▸ THE EXERCISE: Tally the lines containing the word "JSON" and give the total alone.

▸ MATERIAL FOR THE TASK:
————————

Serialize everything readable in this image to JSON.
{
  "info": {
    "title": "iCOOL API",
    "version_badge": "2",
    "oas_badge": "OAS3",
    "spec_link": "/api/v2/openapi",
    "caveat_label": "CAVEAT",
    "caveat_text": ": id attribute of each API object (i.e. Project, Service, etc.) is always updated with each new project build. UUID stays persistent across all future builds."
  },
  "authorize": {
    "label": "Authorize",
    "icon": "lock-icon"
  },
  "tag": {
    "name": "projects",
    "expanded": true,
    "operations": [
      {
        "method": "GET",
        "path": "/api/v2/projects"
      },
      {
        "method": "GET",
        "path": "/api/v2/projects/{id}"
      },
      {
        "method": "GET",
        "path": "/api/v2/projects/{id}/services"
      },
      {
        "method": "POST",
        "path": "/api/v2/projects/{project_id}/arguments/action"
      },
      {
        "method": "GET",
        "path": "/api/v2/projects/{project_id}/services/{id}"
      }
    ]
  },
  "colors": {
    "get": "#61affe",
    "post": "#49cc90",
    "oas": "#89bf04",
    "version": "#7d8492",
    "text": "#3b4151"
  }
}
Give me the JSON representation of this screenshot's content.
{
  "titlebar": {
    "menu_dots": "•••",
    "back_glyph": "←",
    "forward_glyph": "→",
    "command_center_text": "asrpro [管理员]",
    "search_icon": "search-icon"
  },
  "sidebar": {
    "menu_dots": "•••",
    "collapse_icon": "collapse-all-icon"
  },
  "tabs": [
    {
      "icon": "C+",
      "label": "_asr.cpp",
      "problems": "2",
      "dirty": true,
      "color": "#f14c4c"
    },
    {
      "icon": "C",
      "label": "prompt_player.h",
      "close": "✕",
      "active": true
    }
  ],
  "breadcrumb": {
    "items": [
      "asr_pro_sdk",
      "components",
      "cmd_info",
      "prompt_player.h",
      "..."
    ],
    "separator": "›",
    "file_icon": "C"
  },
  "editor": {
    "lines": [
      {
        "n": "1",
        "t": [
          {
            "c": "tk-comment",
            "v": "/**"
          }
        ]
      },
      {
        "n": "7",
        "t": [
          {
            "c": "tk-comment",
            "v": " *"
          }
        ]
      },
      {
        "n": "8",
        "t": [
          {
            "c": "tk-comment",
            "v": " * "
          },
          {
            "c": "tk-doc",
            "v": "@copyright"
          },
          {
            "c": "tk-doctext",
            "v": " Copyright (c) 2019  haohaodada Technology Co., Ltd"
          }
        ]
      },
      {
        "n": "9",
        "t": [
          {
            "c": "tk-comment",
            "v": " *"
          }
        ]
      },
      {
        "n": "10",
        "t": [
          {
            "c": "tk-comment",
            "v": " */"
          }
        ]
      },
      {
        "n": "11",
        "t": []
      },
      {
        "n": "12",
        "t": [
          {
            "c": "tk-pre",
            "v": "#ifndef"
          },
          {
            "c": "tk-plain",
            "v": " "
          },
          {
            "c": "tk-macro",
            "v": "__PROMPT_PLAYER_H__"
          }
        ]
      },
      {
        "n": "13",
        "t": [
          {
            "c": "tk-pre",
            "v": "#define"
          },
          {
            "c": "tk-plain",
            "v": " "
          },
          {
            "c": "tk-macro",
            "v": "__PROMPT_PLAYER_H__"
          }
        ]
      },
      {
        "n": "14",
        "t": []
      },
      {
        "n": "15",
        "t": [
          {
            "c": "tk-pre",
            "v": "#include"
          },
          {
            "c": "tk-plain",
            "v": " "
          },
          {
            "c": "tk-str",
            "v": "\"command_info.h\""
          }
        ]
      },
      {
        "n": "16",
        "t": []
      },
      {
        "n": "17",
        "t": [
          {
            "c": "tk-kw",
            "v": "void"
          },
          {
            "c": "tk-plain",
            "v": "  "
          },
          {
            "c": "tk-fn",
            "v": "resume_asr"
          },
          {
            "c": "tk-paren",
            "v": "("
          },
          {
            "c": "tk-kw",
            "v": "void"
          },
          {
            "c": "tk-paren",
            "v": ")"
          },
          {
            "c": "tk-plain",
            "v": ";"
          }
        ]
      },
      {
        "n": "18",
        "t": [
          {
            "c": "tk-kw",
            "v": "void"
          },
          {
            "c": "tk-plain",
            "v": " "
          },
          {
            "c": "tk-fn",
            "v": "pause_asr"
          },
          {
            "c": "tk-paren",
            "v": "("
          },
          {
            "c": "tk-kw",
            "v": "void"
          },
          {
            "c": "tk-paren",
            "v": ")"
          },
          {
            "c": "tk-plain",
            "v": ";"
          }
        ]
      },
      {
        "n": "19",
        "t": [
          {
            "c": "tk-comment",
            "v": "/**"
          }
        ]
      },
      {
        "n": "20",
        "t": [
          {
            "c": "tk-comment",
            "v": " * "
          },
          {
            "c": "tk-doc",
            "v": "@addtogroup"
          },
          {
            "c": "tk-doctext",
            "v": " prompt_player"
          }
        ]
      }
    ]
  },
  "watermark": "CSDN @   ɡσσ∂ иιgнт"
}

————————

▸ FINAL RESULT: 2